**YOUR OBJECTIVE**.
Reproduce every entry exactly.

**Data records**.

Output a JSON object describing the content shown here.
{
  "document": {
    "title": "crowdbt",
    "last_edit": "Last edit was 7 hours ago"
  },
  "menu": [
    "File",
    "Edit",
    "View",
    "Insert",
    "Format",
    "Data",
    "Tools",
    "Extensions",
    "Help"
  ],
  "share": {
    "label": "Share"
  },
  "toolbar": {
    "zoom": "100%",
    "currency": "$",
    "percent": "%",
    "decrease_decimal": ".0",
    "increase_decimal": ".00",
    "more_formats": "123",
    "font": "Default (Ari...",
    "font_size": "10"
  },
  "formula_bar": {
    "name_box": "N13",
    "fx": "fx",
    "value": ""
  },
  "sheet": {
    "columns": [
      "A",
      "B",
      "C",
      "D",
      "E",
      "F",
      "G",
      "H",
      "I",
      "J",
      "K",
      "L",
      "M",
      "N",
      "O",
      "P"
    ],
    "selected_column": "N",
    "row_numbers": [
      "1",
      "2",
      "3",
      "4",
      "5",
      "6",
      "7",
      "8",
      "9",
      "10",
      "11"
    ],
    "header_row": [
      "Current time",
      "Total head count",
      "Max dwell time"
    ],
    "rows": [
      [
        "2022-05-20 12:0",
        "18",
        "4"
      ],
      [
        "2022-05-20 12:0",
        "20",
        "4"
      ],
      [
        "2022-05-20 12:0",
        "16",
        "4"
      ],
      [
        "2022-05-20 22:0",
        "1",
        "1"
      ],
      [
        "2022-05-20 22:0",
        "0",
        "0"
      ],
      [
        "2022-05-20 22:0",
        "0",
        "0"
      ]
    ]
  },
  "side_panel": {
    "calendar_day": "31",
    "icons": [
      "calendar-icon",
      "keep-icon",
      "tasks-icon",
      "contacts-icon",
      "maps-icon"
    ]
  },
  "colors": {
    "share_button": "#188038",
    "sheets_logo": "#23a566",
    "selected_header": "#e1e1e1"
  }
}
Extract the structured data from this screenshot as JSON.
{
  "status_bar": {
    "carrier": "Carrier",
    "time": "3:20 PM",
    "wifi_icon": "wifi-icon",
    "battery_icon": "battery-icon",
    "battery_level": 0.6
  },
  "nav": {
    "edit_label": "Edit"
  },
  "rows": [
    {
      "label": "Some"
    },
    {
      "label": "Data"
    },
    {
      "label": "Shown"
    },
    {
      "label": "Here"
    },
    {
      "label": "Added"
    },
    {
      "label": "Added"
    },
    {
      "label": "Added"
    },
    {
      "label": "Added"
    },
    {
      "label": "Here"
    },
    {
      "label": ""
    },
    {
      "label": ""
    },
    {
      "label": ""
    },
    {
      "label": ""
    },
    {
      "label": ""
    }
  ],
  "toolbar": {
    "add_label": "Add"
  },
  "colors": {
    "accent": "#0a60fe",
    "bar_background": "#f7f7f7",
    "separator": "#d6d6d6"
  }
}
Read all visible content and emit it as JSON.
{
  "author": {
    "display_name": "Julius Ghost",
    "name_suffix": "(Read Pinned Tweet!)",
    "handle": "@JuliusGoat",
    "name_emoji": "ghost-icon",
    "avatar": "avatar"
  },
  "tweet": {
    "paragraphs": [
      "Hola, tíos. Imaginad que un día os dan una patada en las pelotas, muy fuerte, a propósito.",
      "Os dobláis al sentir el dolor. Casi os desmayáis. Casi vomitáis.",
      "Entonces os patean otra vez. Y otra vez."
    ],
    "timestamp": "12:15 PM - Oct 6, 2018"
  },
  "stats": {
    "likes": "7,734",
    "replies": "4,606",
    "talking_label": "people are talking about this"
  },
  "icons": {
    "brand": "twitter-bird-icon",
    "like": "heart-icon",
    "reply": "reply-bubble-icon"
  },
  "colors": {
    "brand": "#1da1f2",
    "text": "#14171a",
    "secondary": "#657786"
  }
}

**WORKED SOLUTION**.
Output a JSON object describing the content shown here.
{
  "document": {
    "title": "crowdbt",
    "last_edit": "Last edit was 7 hours ago"
  },
  "menu": [
    "File",
    "Edit",
    "View",
    "Insert",
    "Format",
    "Data",
    "Tools",
    "Extensions",
    "Help"
  ],
  "share": {
    "label": "Share"
  },
  "toolbar": {
    "zoom": "100%",
    "currency": "$",
    "percent": "%",
    "decrease_decimal": ".0",
    "increase_decimal": ".00",
    "more_formats": "123",
    "font": "Default (Ari...",
    "font_size": "10"
  },
  "formula_bar": {
    "name_box": "N13",
    "fx": "fx",
    "value": ""
  },
  "sheet": {
    "columns": [
      "A",
      "B",
      "C",
      "D",
      "E",
      "F",
      "G",
      "H",
      "I",
      "J",
      "K",
      "L",
      "M",
      "N",
      "O",
      "P"
    ],
    "selected_column": "N",
    "row_numbers": [
      "1",
      "2",
      "3",
      "4",
      "5",
      "6",
      "7",
      "8",
      "9",
      "10",
      "11"
    ],
    "header_row": [
      "Current time",
      "Total head count",
      "Max dwell time"
    ],
    "rows": [
      [
        "2022-05-20 12:0",
        "18",
        "4"
      ],
      [
        "2022-05-20 12:0",
        "20",
        "4"
      ],
      [
        "2022-05-20 12:0",
        "16",
        "4"
      ],
      [
        "2022-05-20 22:0",
        "1",
        "1"
      ],
      [
        "2022-05-20 22:0",
        "0",
        "0"
      ],
      [
        "2022-05-20 22:0",
        "0",
        "0"
      ]
    ]
  },
  "side_panel": {
    "calendar_day": "31",
    "icons": [
      "calendar-icon",
      "keep-icon",
      "tasks-icon",
      "contacts-icon",
      "maps-icon"
    ]
  },
  "colors": {
    "share_button": "#188038",
    "sheets_logo": "#23a566",
    "selected_header": "#e1e1e1"
  }
}
Extract the structured data from this screenshot as JSON.
{
  "status_bar": {
    "carrier": "Carrier",
    "time": "3:20 PM",
    "wifi_icon": "wifi-icon",
    "battery_icon": "battery-icon",
    "battery_level": 0.6
  },
  "nav": {
    "edit_label": "Edit"
  },
  "rows": [
    {
      "label": "Some"
    },
    {
      "label": "Data"
    },
    {
      "label": "Shown"
    },
    {
      "label": "Here"
    },
    {
      "label": "Added"
    },
    {
      "label": "Added"
    },
    {
      "label": "Added"
    },
    {
      "label": "Added"
    },
    {
      "label": "Here"
    },
    {
      "label": ""
    },
    {
      "label": ""
    },
    {
      "label": ""
    },
    {
      "label": ""
    },
    {
      "label": ""
    }
  ],
  "toolbar": {
    "add_label": "Add"
  },
  "colors": {
    "accent": "#0a60fe",
    "bar_background": "#f7f7f7",
    "separator": "#d6d6d6"
  }
}
Read all visible content and emit it as JSON.
{
  "author": {
    "display_name": "Julius Ghost",
    "name_suffix": "(Read Pinned Tweet!)",
    "handle": "@JuliusGoat",
    "name_emoji": "ghost-icon",
    "avatar": "avatar"
  },
  "tweet": {
    "paragraphs": [
      "Hola, tíos. Imaginad que un día os dan una patada en las pelotas, muy fuerte, a propósito.",
      "Os dobláis al sentir el dolor. Casi os desmayáis. Casi vomitáis.",
      "Entonces os patean otra vez. Y otra vez."
    ],
    "timestamp": "12:15 PM - Oct 6, 2018"
  },
  "stats": {
    "likes": "7,734",
    "replies": "4,606",
    "talking_label": "people are talking about this"
  },
  "icons": {
    "brand": "twitter-bird-icon",
    "like": "heart-icon",
    "reply": "reply-bubble-icon"
  },
  "colors": {
    "brand": "#1da1f2",
    "text": "#14171a",
    "secondary": "#657786"
  }
}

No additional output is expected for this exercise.